▶ _GIVEN INFORMATION_
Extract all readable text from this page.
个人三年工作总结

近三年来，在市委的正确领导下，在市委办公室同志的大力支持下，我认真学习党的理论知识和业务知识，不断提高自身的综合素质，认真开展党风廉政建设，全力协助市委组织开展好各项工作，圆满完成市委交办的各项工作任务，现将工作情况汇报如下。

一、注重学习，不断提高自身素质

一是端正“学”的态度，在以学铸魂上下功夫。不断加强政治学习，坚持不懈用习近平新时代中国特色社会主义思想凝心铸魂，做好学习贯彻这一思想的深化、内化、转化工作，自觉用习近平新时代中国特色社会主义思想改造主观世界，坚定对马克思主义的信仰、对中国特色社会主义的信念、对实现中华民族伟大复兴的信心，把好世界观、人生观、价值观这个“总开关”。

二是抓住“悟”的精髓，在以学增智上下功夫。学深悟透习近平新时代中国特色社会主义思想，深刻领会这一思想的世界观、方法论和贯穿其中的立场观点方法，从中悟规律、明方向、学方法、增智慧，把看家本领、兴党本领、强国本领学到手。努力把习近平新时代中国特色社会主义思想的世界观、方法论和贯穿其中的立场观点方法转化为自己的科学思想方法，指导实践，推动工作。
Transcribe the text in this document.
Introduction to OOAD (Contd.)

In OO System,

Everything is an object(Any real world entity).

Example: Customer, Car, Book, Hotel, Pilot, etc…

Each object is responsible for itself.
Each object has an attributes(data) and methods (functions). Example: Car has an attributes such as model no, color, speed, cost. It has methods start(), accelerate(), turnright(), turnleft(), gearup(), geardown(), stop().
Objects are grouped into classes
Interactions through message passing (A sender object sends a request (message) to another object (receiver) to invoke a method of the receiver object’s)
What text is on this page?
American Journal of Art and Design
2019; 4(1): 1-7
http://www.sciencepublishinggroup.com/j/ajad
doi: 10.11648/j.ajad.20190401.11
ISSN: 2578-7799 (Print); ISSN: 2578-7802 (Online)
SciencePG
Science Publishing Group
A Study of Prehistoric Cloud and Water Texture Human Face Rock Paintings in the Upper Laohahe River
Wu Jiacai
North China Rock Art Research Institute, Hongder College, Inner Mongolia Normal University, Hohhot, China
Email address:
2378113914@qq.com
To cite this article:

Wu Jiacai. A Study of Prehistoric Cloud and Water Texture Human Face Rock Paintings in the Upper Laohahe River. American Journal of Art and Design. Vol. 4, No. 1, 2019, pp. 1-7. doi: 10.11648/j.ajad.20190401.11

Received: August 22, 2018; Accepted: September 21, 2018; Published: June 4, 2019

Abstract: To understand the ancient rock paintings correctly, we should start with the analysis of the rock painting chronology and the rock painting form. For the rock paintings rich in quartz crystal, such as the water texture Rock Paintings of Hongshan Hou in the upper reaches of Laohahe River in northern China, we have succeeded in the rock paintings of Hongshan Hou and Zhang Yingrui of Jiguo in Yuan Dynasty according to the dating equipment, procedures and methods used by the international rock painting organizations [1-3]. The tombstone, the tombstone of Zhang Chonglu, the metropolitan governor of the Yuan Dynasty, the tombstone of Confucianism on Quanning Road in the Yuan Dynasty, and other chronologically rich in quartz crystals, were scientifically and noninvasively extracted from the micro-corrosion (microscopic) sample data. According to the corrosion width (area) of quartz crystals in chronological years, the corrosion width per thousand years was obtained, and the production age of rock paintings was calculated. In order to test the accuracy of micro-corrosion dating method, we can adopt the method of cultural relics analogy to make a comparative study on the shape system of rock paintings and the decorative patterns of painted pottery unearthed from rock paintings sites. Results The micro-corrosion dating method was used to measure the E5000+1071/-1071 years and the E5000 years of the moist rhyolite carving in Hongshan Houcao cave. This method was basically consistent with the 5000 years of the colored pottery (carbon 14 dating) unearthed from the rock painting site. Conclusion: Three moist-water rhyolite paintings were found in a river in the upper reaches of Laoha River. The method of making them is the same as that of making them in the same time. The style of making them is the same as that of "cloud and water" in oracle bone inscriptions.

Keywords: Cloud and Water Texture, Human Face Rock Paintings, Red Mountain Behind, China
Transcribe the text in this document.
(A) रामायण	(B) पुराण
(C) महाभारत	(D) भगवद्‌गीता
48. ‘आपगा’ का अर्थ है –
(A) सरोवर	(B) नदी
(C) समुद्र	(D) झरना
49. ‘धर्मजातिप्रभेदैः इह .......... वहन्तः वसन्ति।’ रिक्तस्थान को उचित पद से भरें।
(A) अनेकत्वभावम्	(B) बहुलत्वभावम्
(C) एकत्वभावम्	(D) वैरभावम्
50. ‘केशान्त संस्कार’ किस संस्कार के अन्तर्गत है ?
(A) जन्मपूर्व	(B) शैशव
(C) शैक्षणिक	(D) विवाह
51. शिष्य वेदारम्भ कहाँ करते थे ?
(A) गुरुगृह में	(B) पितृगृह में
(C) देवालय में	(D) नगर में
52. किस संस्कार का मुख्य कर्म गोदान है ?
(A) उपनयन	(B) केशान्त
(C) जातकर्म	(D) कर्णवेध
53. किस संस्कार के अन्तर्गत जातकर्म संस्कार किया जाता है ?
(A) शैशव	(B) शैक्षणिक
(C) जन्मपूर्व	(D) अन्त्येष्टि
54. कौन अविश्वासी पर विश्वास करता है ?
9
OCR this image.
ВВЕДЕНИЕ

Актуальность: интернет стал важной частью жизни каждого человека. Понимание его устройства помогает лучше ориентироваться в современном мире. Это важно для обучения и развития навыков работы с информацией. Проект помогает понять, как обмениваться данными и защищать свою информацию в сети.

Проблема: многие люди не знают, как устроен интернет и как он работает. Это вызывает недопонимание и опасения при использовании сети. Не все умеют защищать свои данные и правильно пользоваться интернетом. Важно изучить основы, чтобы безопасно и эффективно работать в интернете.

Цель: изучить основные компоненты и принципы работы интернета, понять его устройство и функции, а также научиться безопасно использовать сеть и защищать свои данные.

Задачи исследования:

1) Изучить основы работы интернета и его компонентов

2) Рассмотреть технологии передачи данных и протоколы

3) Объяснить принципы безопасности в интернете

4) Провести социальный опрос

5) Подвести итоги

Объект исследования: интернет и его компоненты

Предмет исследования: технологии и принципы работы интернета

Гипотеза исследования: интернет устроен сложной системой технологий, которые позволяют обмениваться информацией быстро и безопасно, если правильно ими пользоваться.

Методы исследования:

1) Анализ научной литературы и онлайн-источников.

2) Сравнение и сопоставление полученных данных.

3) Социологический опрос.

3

▶ _GIVEN INSTRUCTION_
Restate the data above word for word, please.

▶ _TASK RESPONSE_
Extract all readable text from this page.
个人三年工作总结

近三年来，在市委的正确领导下，在市委办公室同志的大力支持下，我认真学习党的理论知识和业务知识，不断提高自身的综合素质，认真开展党风廉政建设，全力协助市委组织开展好各项工作，圆满完成市委交办的各项工作任务，现将工作情况汇报如下。

一、注重学习，不断提高自身素质

一是端正“学”的态度，在以学铸魂上下功夫。不断加强政治学习，坚持不懈用习近平新时代中国特色社会主义思想凝心铸魂，做好学习贯彻这一思想的深化、内化、转化工作，自觉用习近平新时代中国特色社会主义思想改造主观世界，坚定对马克思主义的信仰、对中国特色社会主义的信念、对实现中华民族伟大复兴的信心，把好世界观、人生观、价值观这个“总开关”。

二是抓住“悟”的精髓，在以学增智上下功夫。学深悟透习近平新时代中国特色社会主义思想，深刻领会这一思想的世界观、方法论和贯穿其中的立场观点方法，从中悟规律、明方向、学方法、增智慧，把看家本领、兴党本领、强国本领学到手。努力把习近平新时代中国特色社会主义思想的世界观、方法论和贯穿其中的立场观点方法转化为自己的科学思想方法，指导实践，推动工作。
Transcribe the text in this document.
Introduction to OOAD (Contd.)

In OO System,

Everything is an object(Any real world entity).

Example: Customer, Car, Book, Hotel, Pilot, etc…

Each object is responsible for itself.
Each object has an attributes(data) and methods (functions). Example: Car has an attributes such as model no, color, speed, cost. It has methods start(), accelerate(), turnright(), turnleft(), gearup(), geardown(), stop().
Objects are grouped into classes
Interactions through message passing (A sender object sends a request (message) to another object (receiver) to invoke a method of the receiver object’s)
What text is on this page?
American Journal of Art and Design
2019; 4(1): 1-7
http://www.sciencepublishinggroup.com/j/ajad
doi: 10.11648/j.ajad.20190401.11
ISSN: 2578-7799 (Print); ISSN: 2578-7802 (Online)
SciencePG
Science Publishing Group
A Study of Prehistoric Cloud and Water Texture Human Face Rock Paintings in the Upper Laohahe River
Wu Jiacai
North China Rock Art Research Institute, Hongder College, Inner Mongolia Normal University, Hohhot, China
Email address:
2378113914@qq.com
To cite this article:

Wu Jiacai. A Study of Prehistoric Cloud and Water Texture Human Face Rock Paintings in the Upper Laohahe River. American Journal of Art and Design. Vol. 4, No. 1, 2019, pp. 1-7. doi: 10.11648/j.ajad.20190401.11

Received: August 22, 2018; Accepted: September 21, 2018; Published: June 4, 2019

Abstract: To understand the ancient rock paintings correctly, we should start with the analysis of the rock painting chronology and the rock painting form. For the rock paintings rich in quartz crystal, such as the water texture Rock Paintings of Hongshan Hou in the upper reaches of Laohahe River in northern China, we have succeeded in the rock paintings of Hongshan Hou and Zhang Yingrui of Jiguo in Yuan Dynasty according to the dating equipment, procedures and methods used by the international rock painting organizations [1-3]. The tombstone, the tombstone of Zhang Chonglu, the metropolitan governor of the Yuan Dynasty, the tombstone of Confucianism on Quanning Road in the Yuan Dynasty, and other chronologically rich in quartz crystals, were scientifically and noninvasively extracted from the micro-corrosion (microscopic) sample data. According to the corrosion width (area) of quartz crystals in chronological years, the corrosion width per thousand years was obtained, and the production age of rock paintings was calculated. In order to test the accuracy of micro-corrosion dating method, we can adopt the method of cultural relics analogy to make a comparative study on the shape system of rock paintings and the decorative patterns of painted pottery unearthed from rock paintings sites. Results The micro-corrosion dating method was used to measure the E5000+1071/-1071 years and the E5000 years of the moist rhyolite carving in Hongshan Houcao cave. This method was basically consistent with the 5000 years of the colored pottery (carbon 14 dating) unearthed from the rock painting site. Conclusion: Three moist-water rhyolite paintings were found in a river in the upper reaches of Laoha River. The method of making them is the same as that of making them in the same time. The style of making them is the same as that of "cloud and water" in oracle bone inscriptions.

Keywords: Cloud and Water Texture, Human Face Rock Paintings, Red Mountain Behind, China
Transcribe the text in this document.
(A) रामायण	(B) पुराण
(C) महाभारत	(D) भगवद्‌गीता
48. ‘आपगा’ का अर्थ है –
(A) सरोवर	(B) नदी
(C) समुद्र	(D) झरना
49. ‘धर्मजातिप्रभेदैः इह .......... वहन्तः वसन्ति।’ रिक्तस्थान को उचित पद से भरें।
(A) अनेकत्वभावम्	(B) बहुलत्वभावम्
(C) एकत्वभावम्	(D) वैरभावम्
50. ‘केशान्त संस्कार’ किस संस्कार के अन्तर्गत है ?
(A) जन्मपूर्व	(B) शैशव
(C) शैक्षणिक	(D) विवाह
51. शिष्य वेदारम्भ कहाँ करते थे ?
(A) गुरुगृह में	(B) पितृगृह में
(C) देवालय में	(D) नगर में
52. किस संस्कार का मुख्य कर्म गोदान है ?
(A) उपनयन	(B) केशान्त
(C) जातकर्म	(D) कर्णवेध
53. किस संस्कार के अन्तर्गत जातकर्म संस्कार किया जाता है ?
(A) शैशव	(B) शैक्षणिक
(C) जन्मपूर्व	(D) अन्त्येष्टि
54. कौन अविश्वासी पर विश्वास करता है ?
9
OCR this image.
ВВЕДЕНИЕ

Актуальность: интернет стал важной частью жизни каждого человека. Понимание его устройства помогает лучше ориентироваться в современном мире. Это важно для обучения и развития навыков работы с информацией. Проект помогает понять, как обмениваться данными и защищать свою информацию в сети.

Проблема: многие люди не знают, как устроен интернет и как он работает. Это вызывает недопонимание и опасения при использовании сети. Не все умеют защищать свои данные и правильно пользоваться интернетом. Важно изучить основы, чтобы безопасно и эффективно работать в интернете.

Цель: изучить основные компоненты и принципы работы интернета, понять его устройство и функции, а также научиться безопасно использовать сеть и защищать свои данные.

Задачи исследования:

1) Изучить основы работы интернета и его компонентов

2) Рассмотреть технологии передачи данных и протоколы

3) Объяснить принципы безопасности в интернете

4) Провести социальный опрос

5) Подвести итоги

Объект исследования: интернет и его компоненты

Предмет исследования: технологии и принципы работы интернета

Гипотеза исследования: интернет устроен сложной системой технологий, которые позволяют обмениваться информацией быстро и безопасно, если правильно ими пользоваться.

Методы исследования:

1) Анализ научной литературы и онлайн-источников.

2) Сравнение и сопоставление полученных данных.

3) Социологический опрос.

3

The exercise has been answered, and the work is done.